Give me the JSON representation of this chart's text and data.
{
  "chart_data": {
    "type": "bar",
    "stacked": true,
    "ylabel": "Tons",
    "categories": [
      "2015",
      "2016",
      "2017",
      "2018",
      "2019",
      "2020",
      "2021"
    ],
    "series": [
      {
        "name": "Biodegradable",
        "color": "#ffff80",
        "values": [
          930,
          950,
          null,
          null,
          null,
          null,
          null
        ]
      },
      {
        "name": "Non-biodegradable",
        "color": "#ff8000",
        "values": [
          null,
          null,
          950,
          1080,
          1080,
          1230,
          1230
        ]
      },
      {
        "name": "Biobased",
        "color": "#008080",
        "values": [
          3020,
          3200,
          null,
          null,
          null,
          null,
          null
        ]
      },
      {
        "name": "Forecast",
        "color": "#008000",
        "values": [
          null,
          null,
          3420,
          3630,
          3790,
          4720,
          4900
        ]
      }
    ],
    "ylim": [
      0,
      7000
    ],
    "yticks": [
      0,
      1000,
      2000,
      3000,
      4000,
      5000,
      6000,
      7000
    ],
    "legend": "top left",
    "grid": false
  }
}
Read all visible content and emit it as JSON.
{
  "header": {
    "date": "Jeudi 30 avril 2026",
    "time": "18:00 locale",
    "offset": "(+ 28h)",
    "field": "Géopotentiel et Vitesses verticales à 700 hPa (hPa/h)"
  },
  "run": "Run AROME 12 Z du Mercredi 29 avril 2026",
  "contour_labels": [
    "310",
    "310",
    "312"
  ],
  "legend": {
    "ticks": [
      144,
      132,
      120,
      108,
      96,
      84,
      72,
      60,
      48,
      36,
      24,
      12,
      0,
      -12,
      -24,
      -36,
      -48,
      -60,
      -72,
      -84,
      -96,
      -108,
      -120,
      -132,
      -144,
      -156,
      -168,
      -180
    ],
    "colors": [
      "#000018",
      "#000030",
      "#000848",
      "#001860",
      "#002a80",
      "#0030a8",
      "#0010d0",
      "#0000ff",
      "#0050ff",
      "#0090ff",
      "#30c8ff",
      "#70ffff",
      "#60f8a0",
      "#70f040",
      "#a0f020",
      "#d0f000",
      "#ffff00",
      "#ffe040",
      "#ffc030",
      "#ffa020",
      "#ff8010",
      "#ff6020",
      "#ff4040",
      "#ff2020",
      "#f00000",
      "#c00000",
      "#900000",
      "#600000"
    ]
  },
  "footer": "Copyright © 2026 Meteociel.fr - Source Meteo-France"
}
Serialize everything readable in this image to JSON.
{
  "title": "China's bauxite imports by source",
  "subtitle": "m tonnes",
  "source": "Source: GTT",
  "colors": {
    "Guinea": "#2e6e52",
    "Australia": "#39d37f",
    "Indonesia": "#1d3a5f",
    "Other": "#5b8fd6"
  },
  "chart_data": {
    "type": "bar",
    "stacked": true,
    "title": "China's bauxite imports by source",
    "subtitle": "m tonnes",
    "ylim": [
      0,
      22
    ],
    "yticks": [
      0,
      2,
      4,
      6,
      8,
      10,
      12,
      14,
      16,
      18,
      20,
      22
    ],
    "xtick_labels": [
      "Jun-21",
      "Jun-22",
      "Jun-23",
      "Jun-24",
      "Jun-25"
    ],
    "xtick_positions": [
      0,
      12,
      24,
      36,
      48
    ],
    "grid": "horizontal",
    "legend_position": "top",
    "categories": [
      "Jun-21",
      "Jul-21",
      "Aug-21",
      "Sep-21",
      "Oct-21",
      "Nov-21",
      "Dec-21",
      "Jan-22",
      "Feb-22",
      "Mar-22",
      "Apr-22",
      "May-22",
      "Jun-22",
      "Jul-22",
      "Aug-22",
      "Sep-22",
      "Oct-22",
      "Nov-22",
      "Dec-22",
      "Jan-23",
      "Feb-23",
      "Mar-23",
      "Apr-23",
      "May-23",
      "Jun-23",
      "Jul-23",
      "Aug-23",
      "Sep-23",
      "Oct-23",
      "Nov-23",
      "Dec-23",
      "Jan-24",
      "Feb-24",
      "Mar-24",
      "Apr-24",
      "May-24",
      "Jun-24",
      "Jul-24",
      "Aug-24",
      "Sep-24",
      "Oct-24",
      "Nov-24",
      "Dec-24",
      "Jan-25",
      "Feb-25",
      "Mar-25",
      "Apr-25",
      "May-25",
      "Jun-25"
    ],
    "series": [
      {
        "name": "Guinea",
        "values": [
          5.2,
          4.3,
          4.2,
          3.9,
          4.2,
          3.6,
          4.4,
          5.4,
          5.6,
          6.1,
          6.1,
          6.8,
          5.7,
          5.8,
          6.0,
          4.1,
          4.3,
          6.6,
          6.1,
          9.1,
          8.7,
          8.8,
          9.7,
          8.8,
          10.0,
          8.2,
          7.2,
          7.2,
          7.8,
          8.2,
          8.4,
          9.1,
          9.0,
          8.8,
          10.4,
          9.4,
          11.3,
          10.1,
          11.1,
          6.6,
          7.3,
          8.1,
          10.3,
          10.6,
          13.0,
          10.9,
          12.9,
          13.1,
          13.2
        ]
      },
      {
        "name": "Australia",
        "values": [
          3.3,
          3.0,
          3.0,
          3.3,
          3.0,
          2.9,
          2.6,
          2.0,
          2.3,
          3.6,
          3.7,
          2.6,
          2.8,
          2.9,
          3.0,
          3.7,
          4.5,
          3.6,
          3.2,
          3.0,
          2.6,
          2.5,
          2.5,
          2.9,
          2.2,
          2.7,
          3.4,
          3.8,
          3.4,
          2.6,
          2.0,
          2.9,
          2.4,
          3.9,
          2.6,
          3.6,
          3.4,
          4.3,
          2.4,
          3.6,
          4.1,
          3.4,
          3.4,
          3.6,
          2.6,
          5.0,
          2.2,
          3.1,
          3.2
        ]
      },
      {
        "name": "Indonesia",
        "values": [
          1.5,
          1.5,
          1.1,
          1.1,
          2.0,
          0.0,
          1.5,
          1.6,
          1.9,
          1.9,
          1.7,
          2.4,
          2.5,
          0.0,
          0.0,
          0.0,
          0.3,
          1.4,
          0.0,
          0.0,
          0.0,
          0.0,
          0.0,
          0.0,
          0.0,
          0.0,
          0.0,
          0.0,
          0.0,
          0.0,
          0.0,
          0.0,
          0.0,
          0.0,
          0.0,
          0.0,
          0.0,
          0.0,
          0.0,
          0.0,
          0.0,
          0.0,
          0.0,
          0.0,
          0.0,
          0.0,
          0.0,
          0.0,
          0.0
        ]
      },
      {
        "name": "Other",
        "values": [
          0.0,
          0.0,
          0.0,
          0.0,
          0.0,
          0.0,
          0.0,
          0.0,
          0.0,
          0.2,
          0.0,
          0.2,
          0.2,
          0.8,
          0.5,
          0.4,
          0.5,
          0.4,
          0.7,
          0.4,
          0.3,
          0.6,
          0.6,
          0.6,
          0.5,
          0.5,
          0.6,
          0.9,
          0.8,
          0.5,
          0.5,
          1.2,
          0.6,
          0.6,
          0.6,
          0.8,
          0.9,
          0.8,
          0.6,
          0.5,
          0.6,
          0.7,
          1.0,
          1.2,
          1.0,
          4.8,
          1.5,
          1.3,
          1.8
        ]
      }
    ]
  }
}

- REQUIRED WORK -
Print every entry exactly as written.

- EXERCISE SOLUTION -
Give me the JSON representation of this chart's text and data.
{
  "chart_data": {
    "type": "bar",
    "stacked": true,
    "ylabel": "Tons",
    "categories": [
      "2015",
      "2016",
      "2017",
      "2018",
      "2019",
      "2020",
      "2021"
    ],
    "series": [
      {
        "name": "Biodegradable",
        "color": "#ffff80",
        "values": [
          930,
          950,
          null,
          null,
          null,
          null,
          null
        ]
      },
      {
        "name": "Non-biodegradable",
        "color": "#ff8000",
        "values": [
          null,
          null,
          950,
          1080,
          1080,
          1230,
          1230
        ]
      },
      {
        "name": "Biobased",
        "color": "#008080",
        "values": [
          3020,
          3200,
          null,
          null,
          null,
          null,
          null
        ]
      },
      {
        "name": "Forecast",
        "color": "#008000",
        "values": [
          null,
          null,
          3420,
          3630,
          3790,
          4720,
          4900
        ]
      }
    ],
    "ylim": [
      0,
      7000
    ],
    "yticks": [
      0,
      1000,
      2000,
      3000,
      4000,
      5000,
      6000,
      7000
    ],
    "legend": "top left",
    "grid": false
  }
}
Read all visible content and emit it as JSON.
{
  "header": {
    "date": "Jeudi 30 avril 2026",
    "time": "18:00 locale",
    "offset": "(+ 28h)",
    "field": "Géopotentiel et Vitesses verticales à 700 hPa (hPa/h)"
  },
  "run": "Run AROME 12 Z du Mercredi 29 avril 2026",
  "contour_labels": [
    "310",
    "310",
    "312"
  ],
  "legend": {
    "ticks": [
      144,
      132,
      120,
      108,
      96,
      84,
      72,
      60,
      48,
      36,
      24,
      12,
      0,
      -12,
      -24,
      -36,
      -48,
      -60,
      -72,
      -84,
      -96,
      -108,
      -120,
      -132,
      -144,
      -156,
      -168,
      -180
    ],
    "colors": [
      "#000018",
      "#000030",
      "#000848",
      "#001860",
      "#002a80",
      "#0030a8",
      "#0010d0",
      "#0000ff",
      "#0050ff",
      "#0090ff",
      "#30c8ff",
      "#70ffff",
      "#60f8a0",
      "#70f040",
      "#a0f020",
      "#d0f000",
      "#ffff00",
      "#ffe040",
      "#ffc030",
      "#ffa020",
      "#ff8010",
      "#ff6020",
      "#ff4040",
      "#ff2020",
      "#f00000",
      "#c00000",
      "#900000",
      "#600000"
    ]
  },
  "footer": "Copyright © 2026 Meteociel.fr - Source Meteo-France"
}
Serialize everything readable in this image to JSON.
{
  "title": "China's bauxite imports by source",
  "subtitle": "m tonnes",
  "source": "Source: GTT",
  "colors": {
    "Guinea": "#2e6e52",
    "Australia": "#39d37f",
    "Indonesia": "#1d3a5f",
    "Other": "#5b8fd6"
  },
  "chart_data": {
    "type": "bar",
    "stacked": true,
    "title": "China's bauxite imports by source",
    "subtitle": "m tonnes",
    "ylim": [
      0,
      22
    ],
    "yticks": [
      0,
      2,
      4,
      6,
      8,
      10,
      12,
      14,
      16,
      18,
      20,
      22
    ],
    "xtick_labels": [
      "Jun-21",
      "Jun-22",
      "Jun-23",
      "Jun-24",
      "Jun-25"
    ],
    "xtick_positions": [
      0,
      12,
      24,
      36,
      48
    ],
    "grid": "horizontal",
    "legend_position": "top",
    "categories": [
      "Jun-21",
      "Jul-21",
      "Aug-21",
      "Sep-21",
      "Oct-21",
      "Nov-21",
      "Dec-21",
      "Jan-22",
      "Feb-22",
      "Mar-22",
      "Apr-22",
      "May-22",
      "Jun-22",
      "Jul-22",
      "Aug-22",
      "Sep-22",
      "Oct-22",
      "Nov-22",
      "Dec-22",
      "Jan-23",
      "Feb-23",
      "Mar-23",
      "Apr-23",
      "May-23",
      "Jun-23",
      "Jul-23",
      "Aug-23",
      "Sep-23",
      "Oct-23",
      "Nov-23",
      "Dec-23",
      "Jan-24",
      "Feb-24",
      "Mar-24",
      "Apr-24",
      "May-24",
      "Jun-24",
      "Jul-24",
      "Aug-24",
      "Sep-24",
      "Oct-24",
      "Nov-24",
      "Dec-24",
      "Jan-25",
      "Feb-25",
      "Mar-25",
      "Apr-25",
      "May-25",
      "Jun-25"
    ],
    "series": [
      {
        "name": "Guinea",
        "values": [
          5.2,
          4.3,
          4.2,
          3.9,
          4.2,
          3.6,
          4.4,
          5.4,
          5.6,
          6.1,
          6.1,
          6.8,
          5.7,
          5.8,
          6.0,
          4.1,
          4.3,
          6.6,
          6.1,
          9.1,
          8.7,
          8.8,
          9.7,
          8.8,
          10.0,
          8.2,
          7.2,
          7.2,
          7.8,
          8.2,
          8.4,
          9.1,
          9.0,
          8.8,
          10.4,
          9.4,
          11.3,
          10.1,
          11.1,
          6.6,
          7.3,
          8.1,
          10.3,
          10.6,
          13.0,
          10.9,
          12.9,
          13.1,
          13.2
        ]
      },
      {
        "name": "Australia",
        "values": [
          3.3,
          3.0,
          3.0,
          3.3,
          3.0,
          2.9,
          2.6,
          2.0,
          2.3,
          3.6,
          3.7,
          2.6,
          2.8,
          2.9,
          3.0,
          3.7,
          4.5,
          3.6,
          3.2,
          3.0,
          2.6,
          2.5,
          2.5,
          2.9,
          2.2,
          2.7,
          3.4,
          3.8,
          3.4,
          2.6,
          2.0,
          2.9,
          2.4,
          3.9,
          2.6,
          3.6,
          3.4,
          4.3,
          2.4,
          3.6,
          4.1,
          3.4,
          3.4,
          3.6,
          2.6,
          5.0,
          2.2,
          3.1,
          3.2
        ]
      },
      {
        "name": "Indonesia",
        "values": [
          1.5,
          1.5,
          1.1,
          1.1,
          2.0,
          0.0,
          1.5,
          1.6,
          1.9,
          1.9,
          1.7,
          2.4,
          2.5,
          0.0,
          0.0,
          0.0,
          0.3,
          1.4,
          0.0,
          0.0,
          0.0,
          0.0,
          0.0,
          0.0,
          0.0,
          0.0,
          0.0,
          0.0,
          0.0,
          0.0,
          0.0,
          0.0,
          0.0,
          0.0,
          0.0,
          0.0,
          0.0,
          0.0,
          0.0,
          0.0,
          0.0,
          0.0,
          0.0,
          0.0,
          0.0,
          0.0,
          0.0,
          0.0,
          0.0
        ]
      },
      {
        "name": "Other",
        "values": [
          0.0,
          0.0,
          0.0,
          0.0,
          0.0,
          0.0,
          0.0,
          0.0,
          0.0,
          0.2,
          0.0,
          0.2,
          0.2,
          0.8,
          0.5,
          0.4,
          0.5,
          0.4,
          0.7,
          0.4,
          0.3,
          0.6,
          0.6,
          0.6,
          0.5,
          0.5,
          0.6,
          0.9,
          0.8,
          0.5,
          0.5,
          1.2,
          0.6,
          0.6,
          0.6,
          0.8,
          0.9,
          0.8,
          0.6,
          0.5,
          0.6,
          0.7,
          1.0,
          1.2,
          1.0,
          4.8,
          1.5,
          1.3,
          1.8
        ]
      }
    ]
  }
}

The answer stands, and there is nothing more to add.